_DATA SHOWN_
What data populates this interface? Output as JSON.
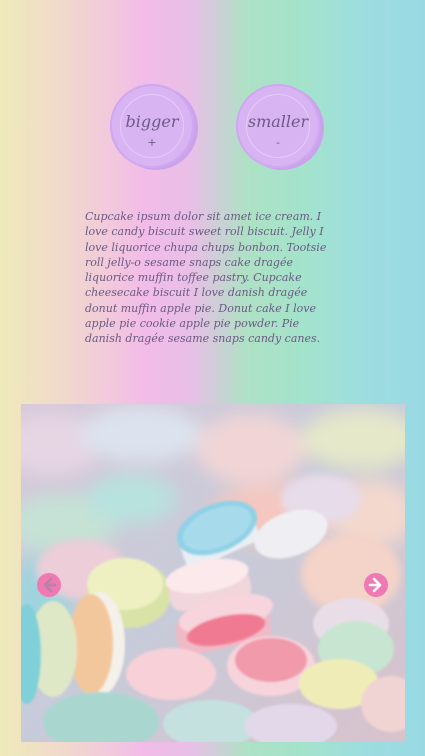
{
  "controls": {
    "bigger": {
      "label": "bigger",
      "sign": "+"
    },
    "smaller": {
      "label": "smaller",
      "sign": "-"
    }
  },
  "content": {
    "paragraph": "Cupcake ipsum dolor sit amet ice cream. I love candy biscuit sweet roll biscuit. Jelly I love liquorice chupa chups bonbon. Tootsie roll jelly-o sesame snaps cake dragée liquorice muffin toffee pastry. Cupcake cheesecake biscuit I love danish dragée donut muffin apple pie. Donut cake I love apple pie cookie apple pie powder. Pie danish dragée sesame snaps candy canes."
  },
  "slider": {
    "prev_icon": "arrow-left-icon",
    "next_icon": "arrow-right-icon",
    "accent_color": "#ee79b3"
  }
}
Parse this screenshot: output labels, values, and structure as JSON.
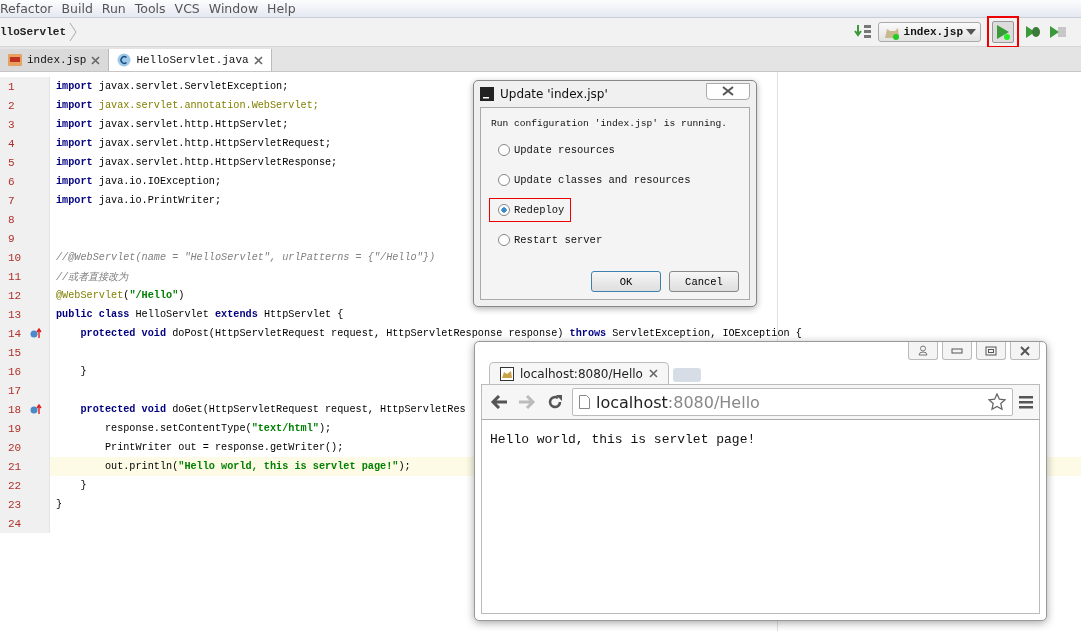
{
  "menu": [
    "Refactor",
    "Build",
    "Run",
    "Tools",
    "VCS",
    "Window",
    "Help"
  ],
  "breadcrumb": "lloServlet",
  "run_config": {
    "label": "index.jsp"
  },
  "run_button": {
    "highlighted": true
  },
  "tabs": [
    {
      "label": "index.jsp",
      "kind": "jsp",
      "selected": false
    },
    {
      "label": "HelloServlet.java",
      "kind": "class",
      "selected": true
    }
  ],
  "lines": [
    {
      "number": "1",
      "current": false,
      "override": false,
      "tokens": [
        {
          "kind": "kw",
          "text": "import"
        },
        {
          "kind": "t",
          "text": " javax.servlet.ServletException;"
        }
      ]
    },
    {
      "number": "2",
      "current": false,
      "override": false,
      "tokens": [
        {
          "kind": "kw",
          "text": "import"
        },
        {
          "kind": "dim",
          "text": " javax.servlet.annotation.WebServlet;"
        }
      ]
    },
    {
      "number": "3",
      "current": false,
      "override": false,
      "tokens": [
        {
          "kind": "kw",
          "text": "import"
        },
        {
          "kind": "t",
          "text": " javax.servlet.http.HttpServlet;"
        }
      ]
    },
    {
      "number": "4",
      "current": false,
      "override": false,
      "tokens": [
        {
          "kind": "kw",
          "text": "import"
        },
        {
          "kind": "t",
          "text": " javax.servlet.http.HttpServletRequest;"
        }
      ]
    },
    {
      "number": "5",
      "current": false,
      "override": false,
      "tokens": [
        {
          "kind": "kw",
          "text": "import"
        },
        {
          "kind": "t",
          "text": " javax.servlet.http.HttpServletResponse;"
        }
      ]
    },
    {
      "number": "6",
      "current": false,
      "override": false,
      "tokens": [
        {
          "kind": "kw",
          "text": "import"
        },
        {
          "kind": "t",
          "text": " java.io.IOException;"
        }
      ]
    },
    {
      "number": "7",
      "current": false,
      "override": false,
      "tokens": [
        {
          "kind": "kw",
          "text": "import"
        },
        {
          "kind": "t",
          "text": " java.io.PrintWriter;"
        }
      ]
    },
    {
      "number": "8",
      "current": false,
      "override": false
    },
    {
      "number": "9",
      "current": false,
      "override": false
    },
    {
      "number": "10",
      "current": false,
      "override": false,
      "tokens": [
        {
          "kind": "cm",
          "text": "//@WebServlet(name = \"HelloServlet\", urlPatterns = {\"/Hello\"})"
        }
      ]
    },
    {
      "number": "11",
      "current": false,
      "override": false,
      "tokens": [
        {
          "kind": "cm",
          "text": "//或者直接改为"
        }
      ]
    },
    {
      "number": "12",
      "current": false,
      "override": false,
      "tokens": [
        {
          "kind": "an",
          "text": "@WebServlet"
        },
        {
          "kind": "t",
          "text": "("
        },
        {
          "kind": "str",
          "text": "\"/Hello\""
        },
        {
          "kind": "t",
          "text": ")"
        }
      ]
    },
    {
      "number": "13",
      "current": false,
      "override": false,
      "tokens": [
        {
          "kind": "kw",
          "text": "public class"
        },
        {
          "kind": "t",
          "text": " HelloServlet "
        },
        {
          "kind": "kw",
          "text": "extends"
        },
        {
          "kind": "t",
          "text": " HttpServlet {"
        }
      ]
    },
    {
      "number": "14",
      "current": false,
      "override": true,
      "tokens": [
        {
          "kind": "kw",
          "text": "    protected void"
        },
        {
          "kind": "t",
          "text": " doPost(HttpServletRequest request, HttpServletResponse response) "
        },
        {
          "kind": "kw",
          "text": "throws"
        },
        {
          "kind": "t",
          "text": " ServletException, IOException {"
        }
      ]
    },
    {
      "number": "15",
      "current": false,
      "override": false
    },
    {
      "number": "16",
      "current": false,
      "override": false,
      "tokens": [
        {
          "kind": "t",
          "text": "    }"
        }
      ]
    },
    {
      "number": "17",
      "current": false,
      "override": false
    },
    {
      "number": "18",
      "current": false,
      "override": true,
      "tokens": [
        {
          "kind": "kw",
          "text": "    protected void"
        },
        {
          "kind": "t",
          "text": " doGet(HttpServletRequest request, HttpServletRes"
        }
      ]
    },
    {
      "number": "19",
      "current": false,
      "override": false,
      "tokens": [
        {
          "kind": "t",
          "text": "        response.setContentType("
        },
        {
          "kind": "str",
          "text": "\"text/html\""
        },
        {
          "kind": "t",
          "text": ");"
        }
      ]
    },
    {
      "number": "20",
      "current": false,
      "override": false,
      "tokens": [
        {
          "kind": "t",
          "text": "        PrintWriter out = response.getWriter();"
        }
      ]
    },
    {
      "number": "21",
      "current": true,
      "override": false,
      "tokens": [
        {
          "kind": "t",
          "text": "        out.println("
        },
        {
          "kind": "str",
          "text": "\"Hello world, this is servlet page!\""
        },
        {
          "kind": "t",
          "text": ");"
        }
      ]
    },
    {
      "number": "22",
      "current": false,
      "override": false,
      "tokens": [
        {
          "kind": "t",
          "text": "    }"
        }
      ]
    },
    {
      "number": "23",
      "current": false,
      "override": false,
      "tokens": [
        {
          "kind": "t",
          "text": "}"
        }
      ]
    },
    {
      "number": "24",
      "current": false,
      "override": false
    }
  ],
  "dialog": {
    "title": "Update 'index.jsp'",
    "message": "Run configuration 'index.jsp' is running.",
    "options": [
      {
        "label": "Update resources",
        "selected": false,
        "highlighted": false
      },
      {
        "label": "Update classes and resources",
        "selected": false,
        "highlighted": false
      },
      {
        "label": "Redeploy",
        "selected": true,
        "highlighted": true
      },
      {
        "label": "Restart server",
        "selected": false,
        "highlighted": false
      }
    ],
    "buttons": [
      {
        "label": "OK",
        "default": true
      },
      {
        "label": "Cancel",
        "default": false
      }
    ]
  },
  "browser": {
    "tab_title": "localhost:8080/Hello",
    "nav": [
      {
        "kind": "back",
        "disabled": false
      },
      {
        "kind": "forward",
        "disabled": true
      },
      {
        "kind": "reload",
        "disabled": false
      }
    ],
    "url_host": "localhost",
    "url_rest": ":8080/Hello",
    "page_text": "Hello world, this is servlet page!"
  }
}
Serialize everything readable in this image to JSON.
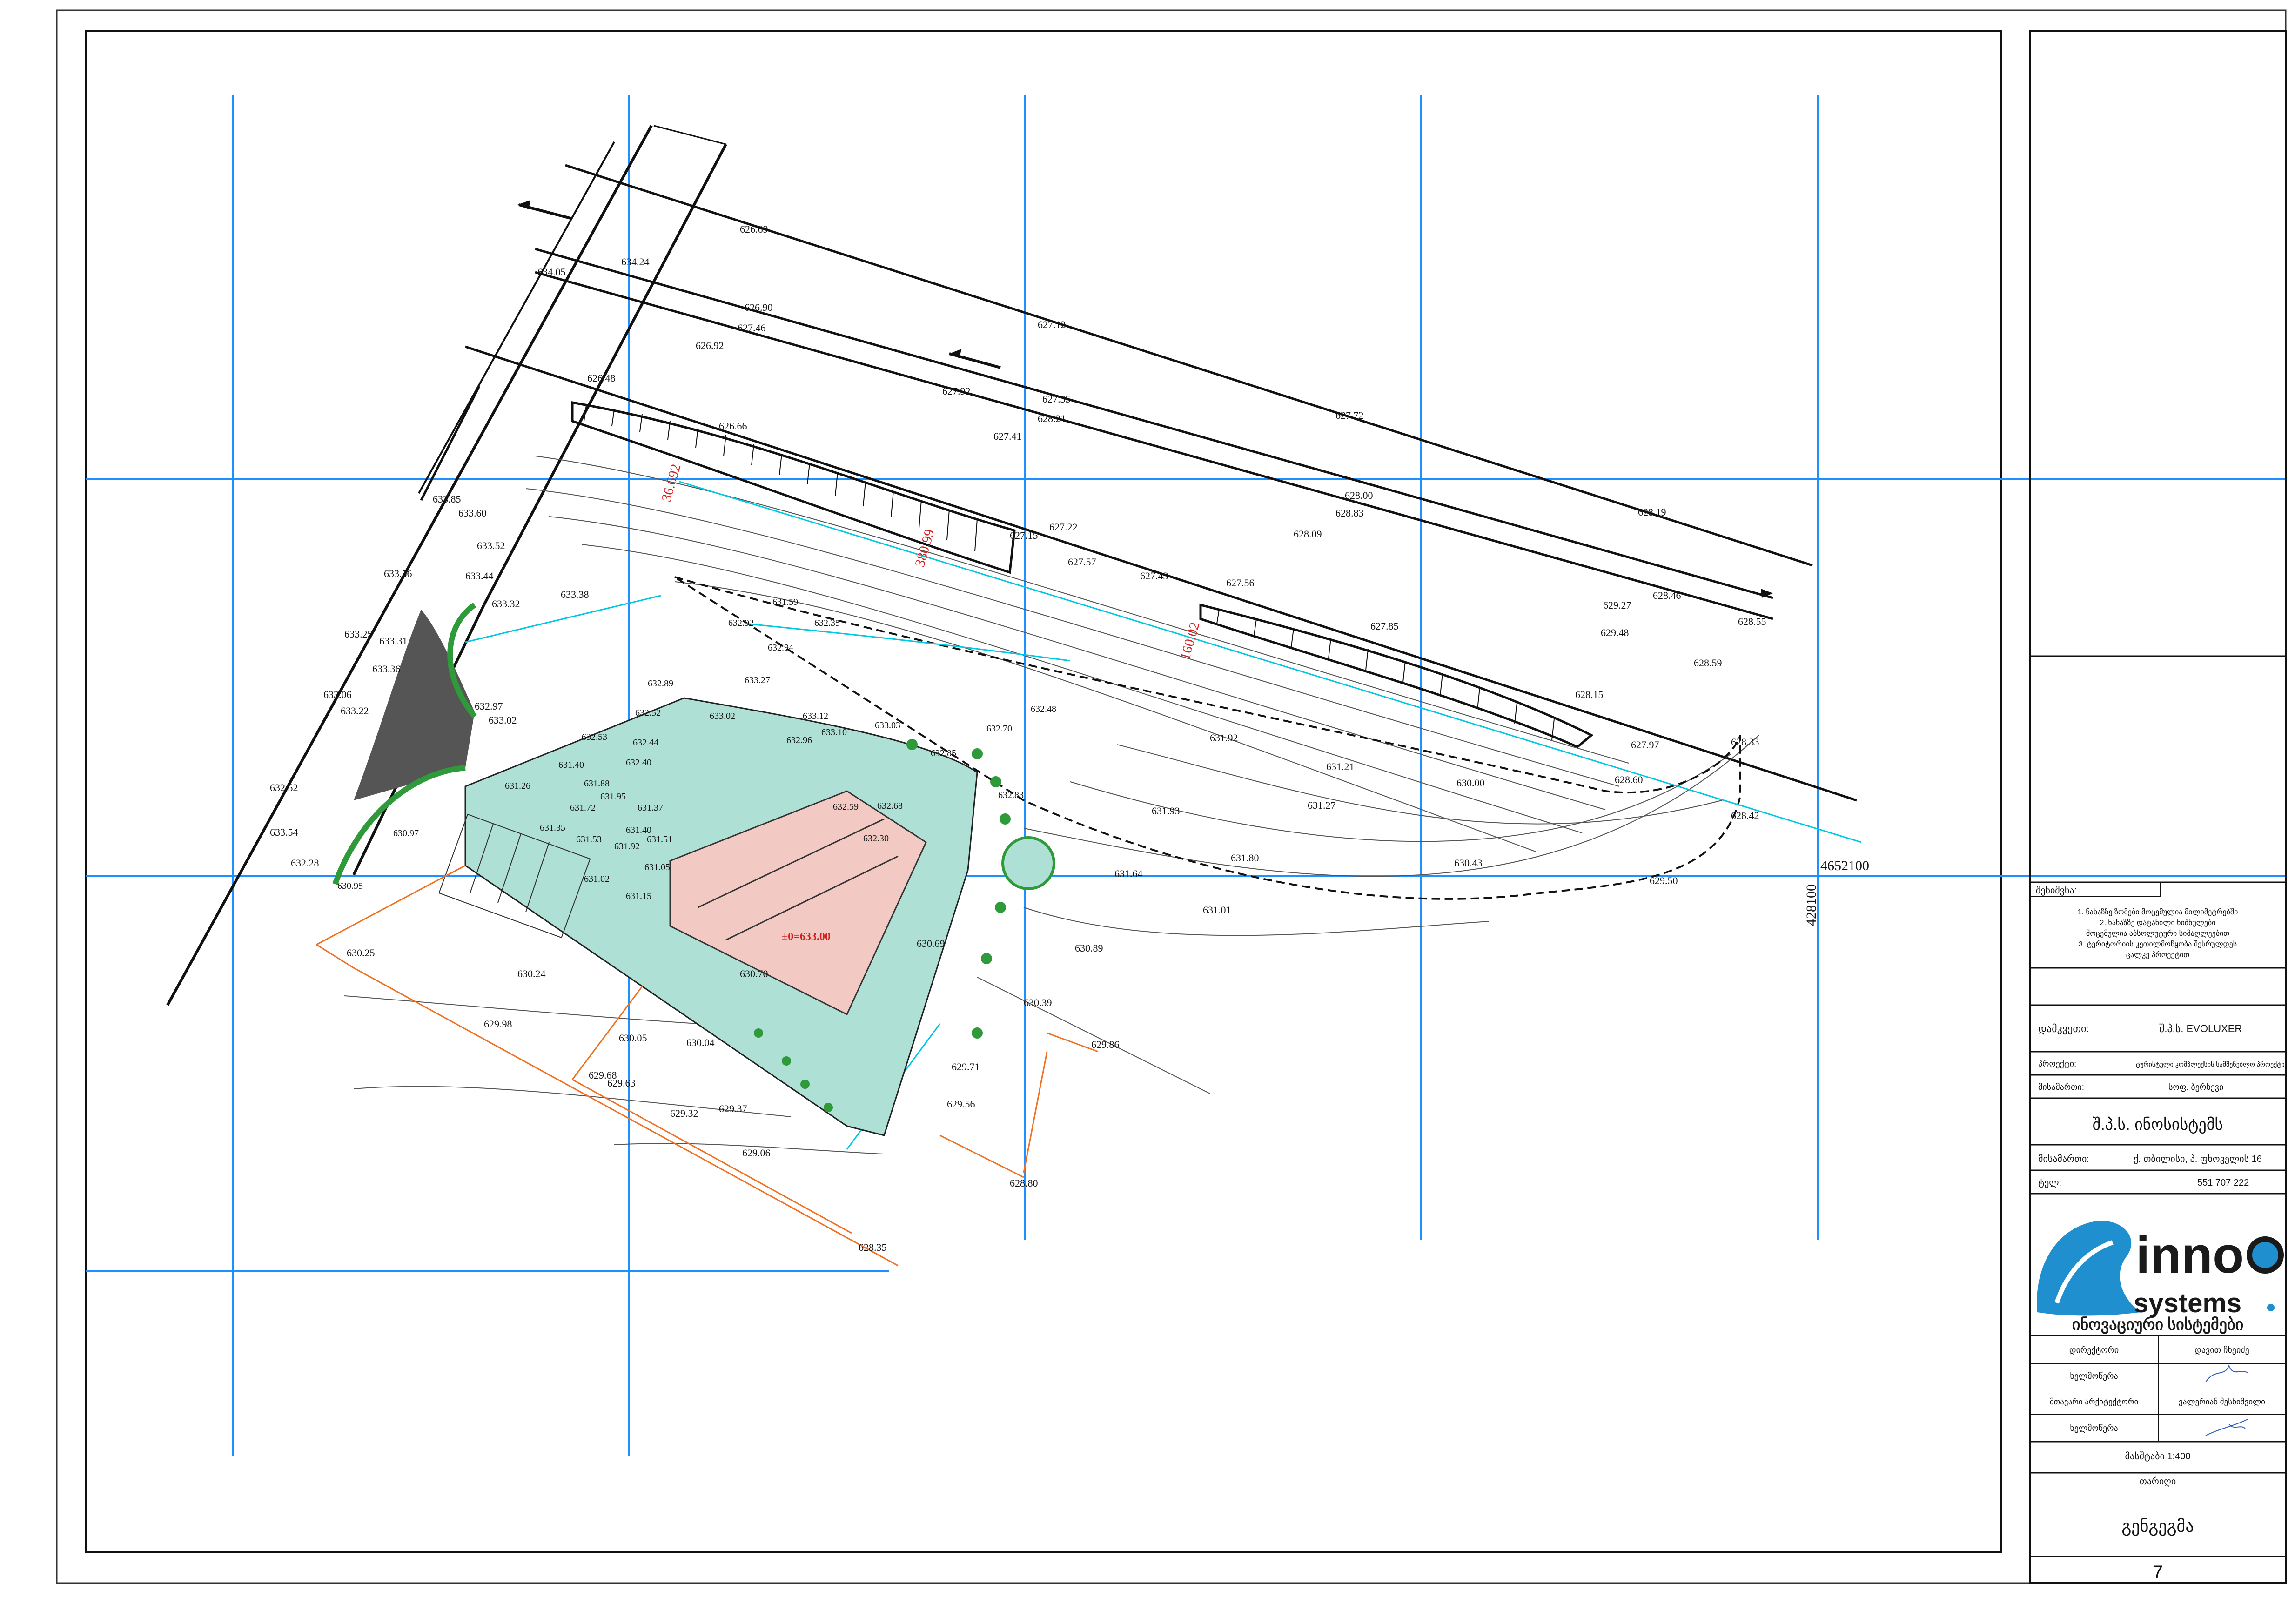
{
  "plan": {
    "coordinate_easting": "4652100",
    "coordinate_northing": "428100",
    "floor_level": "±0=633.00",
    "road_labels": [
      "380.99",
      "160.02",
      "36.692"
    ],
    "spot_levels": {
      "top": [
        "626.69",
        "626.90",
        "627.46",
        "626.92",
        "626.48",
        "627.12",
        "627.92",
        "627.35",
        "628.21",
        "627.41",
        "626.66",
        "627.72",
        "628.00",
        "628.83",
        "628.19",
        "628.09",
        "627.22",
        "627.15",
        "627.57",
        "627.43",
        "627.56",
        "629.27",
        "629.48",
        "628.46",
        "628.55",
        "628.59"
      ],
      "upper_left": [
        "634.05",
        "634.24",
        "633.85",
        "633.60",
        "633.52",
        "633.44",
        "633.56",
        "633.38",
        "633.32",
        "633.25",
        "633.31",
        "633.36",
        "633.06",
        "633.22",
        "632.97",
        "633.02",
        "632.52",
        "633.54",
        "632.28"
      ],
      "center": [
        "631.59",
        "632.92",
        "632.35",
        "632.94",
        "633.27",
        "633.12",
        "633.10",
        "633.03",
        "632.70",
        "632.48",
        "632.96",
        "632.85",
        "632.83",
        "632.68",
        "632.59",
        "632.30",
        "632.89",
        "633.02",
        "632.52",
        "632.53",
        "632.44",
        "632.40",
        "631.88",
        "631.40",
        "631.51",
        "631.72",
        "631.95",
        "631.37",
        "631.53",
        "631.92",
        "631.40",
        "631.05",
        "631.15",
        "631.02",
        "631.35",
        "631.26",
        "630.95",
        "630.97"
      ],
      "right": [
        "631.92",
        "631.21",
        "631.27",
        "630.00",
        "628.60",
        "628.15",
        "627.85",
        "627.97",
        "628.33",
        "628.42",
        "631.93",
        "631.80",
        "631.64",
        "631.01",
        "630.43",
        "629.50",
        "630.89",
        "630.39",
        "629.86",
        "629.71",
        "629.56",
        "628.80"
      ],
      "lower": [
        "630.25",
        "630.24",
        "630.70",
        "630.69",
        "630.04",
        "630.05",
        "629.98",
        "629.68",
        "629.63",
        "629.32",
        "629.37",
        "629.06",
        "628.35"
      ]
    }
  },
  "title_block": {
    "notes_label": "შენიშვნა:",
    "notes": [
      "1. ნახაზზე ზომები მოცემულია მილიმეტრებში",
      "2. ნახაზზე დატანილი ნიშნულები",
      "მოცემულია აბსოლუტური სიმაღლეებით",
      "3. ტერიტორიის კეთილმოწყობა შესრულდეს",
      "ცალკე პროექტით"
    ],
    "client_label": "დამკვეთი:",
    "client_value": "შ.პ.ს. EVOLUXER",
    "project_label": "პროექტი:",
    "project_value": "ტურისტული კომპლექსის სამშენებლო პროექტი",
    "address_label": "მისამართი:",
    "address_value": "სოფ. ბერხევი",
    "company_name": "შ.პ.ს. ინოსისტემს",
    "company_address_label": "მისამართი:",
    "company_address_value": "ქ. თბილისი, პ. ფხოველის 16",
    "phone_label": "ტელ:",
    "phone_value": "551 707 222",
    "logo_word": "inno",
    "logo_sub": "systems",
    "logo_caption": "ინოვაციური სისტემები",
    "director_label": "დირექტორი",
    "director_value": "დავით ჩხეიძე",
    "signature_label_1": "ხელმოწერა",
    "chief_architect_label": "მთავარი არქიტექტორი",
    "chief_architect_value": "ვალერიან მესხიშვილი",
    "signature_label_2": "ხელმოწერა",
    "scale": "მასშტაბი 1:400",
    "date_label": "თარიღი",
    "sheet_title": "გენგეგმა",
    "sheet_number": "7"
  },
  "colors": {
    "grid": "#1e90ff",
    "building_fill": "#aee0d6",
    "green": "#2e9a3a",
    "asphalt": "#555555",
    "dimension": "#f07020",
    "level_red": "#d42020",
    "cyan": "#00c8e0"
  }
}
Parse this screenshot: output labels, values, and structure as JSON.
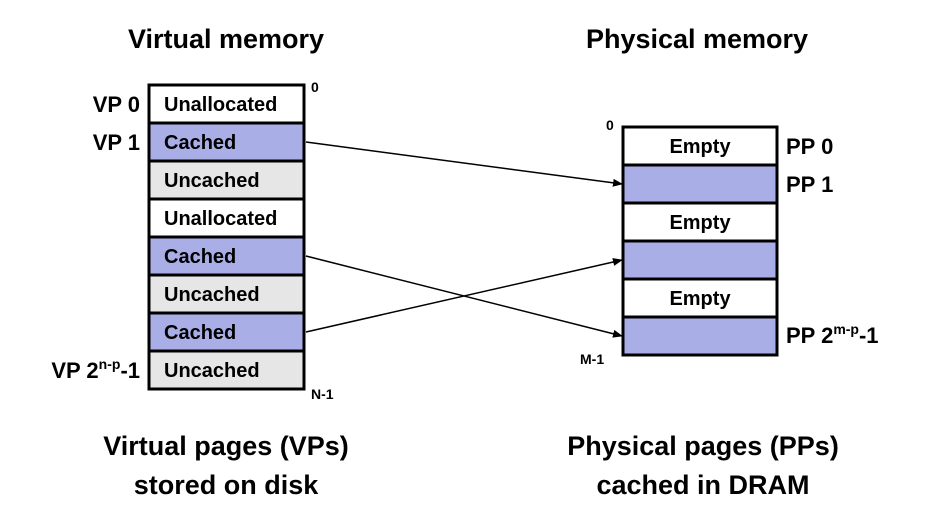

_GIVEN REQUEST_
Scan the material line by line and report each one that contains "ნახაზზე".

_EXERCISE RESULT_
      "1. ნახაზზე ზომები მოცემულია მილიმეტრებში",
      "2. ნახაზზე დატანილი ნიშნულები",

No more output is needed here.